◆ WHAT IS NEEDED:
Every line below must be reproduced exactly. Copy them all.

— start of INPUT —

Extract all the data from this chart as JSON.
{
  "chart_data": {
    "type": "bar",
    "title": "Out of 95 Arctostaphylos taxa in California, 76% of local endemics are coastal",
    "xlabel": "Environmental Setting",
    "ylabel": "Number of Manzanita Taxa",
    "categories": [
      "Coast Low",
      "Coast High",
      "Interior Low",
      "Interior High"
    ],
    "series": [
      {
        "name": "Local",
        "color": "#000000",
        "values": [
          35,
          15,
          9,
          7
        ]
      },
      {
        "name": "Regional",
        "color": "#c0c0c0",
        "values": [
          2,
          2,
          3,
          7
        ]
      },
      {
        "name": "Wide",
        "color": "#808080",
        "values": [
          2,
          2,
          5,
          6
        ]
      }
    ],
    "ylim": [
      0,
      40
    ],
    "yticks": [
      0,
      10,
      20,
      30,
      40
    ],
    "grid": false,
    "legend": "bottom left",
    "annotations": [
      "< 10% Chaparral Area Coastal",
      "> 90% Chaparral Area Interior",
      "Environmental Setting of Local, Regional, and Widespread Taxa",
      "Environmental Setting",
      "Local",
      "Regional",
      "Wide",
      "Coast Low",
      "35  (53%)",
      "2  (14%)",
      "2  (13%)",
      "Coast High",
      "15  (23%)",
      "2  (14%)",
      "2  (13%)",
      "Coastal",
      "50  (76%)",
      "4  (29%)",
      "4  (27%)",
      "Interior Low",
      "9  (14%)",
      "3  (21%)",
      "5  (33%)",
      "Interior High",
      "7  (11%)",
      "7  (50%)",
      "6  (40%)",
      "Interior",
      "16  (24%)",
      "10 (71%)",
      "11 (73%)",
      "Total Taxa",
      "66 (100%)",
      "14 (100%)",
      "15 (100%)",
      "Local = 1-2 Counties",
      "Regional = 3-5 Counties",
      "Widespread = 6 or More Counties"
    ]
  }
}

— end of INPUT —

◆ RESPONSE:
Extract all the data from this chart as JSON.
{
  "chart_data": {
    "type": "bar",
    "title": "Out of 95 Arctostaphylos taxa in California, 76% of local endemics are coastal",
    "xlabel": "Environmental Setting",
    "ylabel": "Number of Manzanita Taxa",
    "categories": [
      "Coast Low",
      "Coast High",
      "Interior Low",
      "Interior High"
    ],
    "series": [
      {
        "name": "Local",
        "color": "#000000",
        "values": [
          35,
          15,
          9,
          7
        ]
      },
      {
        "name": "Regional",
        "color": "#c0c0c0",
        "values": [
          2,
          2,
          3,
          7
        ]
      },
      {
        "name": "Wide",
        "color": "#808080",
        "values": [
          2,
          2,
          5,
          6
        ]
      }
    ],
    "ylim": [
      0,
      40
    ],
    "yticks": [
      0,
      10,
      20,
      30,
      40
    ],
    "grid": false,
    "legend": "bottom left",
    "annotations": [
      "< 10% Chaparral Area Coastal",
      "> 90% Chaparral Area Interior",
      "Environmental Setting of Local, Regional, and Widespread Taxa",
      "Environmental Setting",
      "Local",
      "Regional",
      "Wide",
      "Coast Low",
      "35  (53%)",
      "2  (14%)",
      "2  (13%)",
      "Coast High",
      "15  (23%)",
      "2  (14%)",
      "2  (13%)",
      "Coastal",
      "50  (76%)",
      "4  (29%)",
      "4  (27%)",
      "Interior Low",
      "9  (14%)",
      "3  (21%)",
      "5  (33%)",
      "Interior High",
      "7  (11%)",
      "7  (50%)",
      "6  (40%)",
      "Interior",
      "16  (24%)",
      "10 (71%)",
      "11 (73%)",
      "Total Taxa",
      "66 (100%)",
      "14 (100%)",
      "15 (100%)",
      "Local = 1-2 Counties",
      "Regional = 3-5 Counties",
      "Widespread = 6 or More Counties"
    ]
  }
}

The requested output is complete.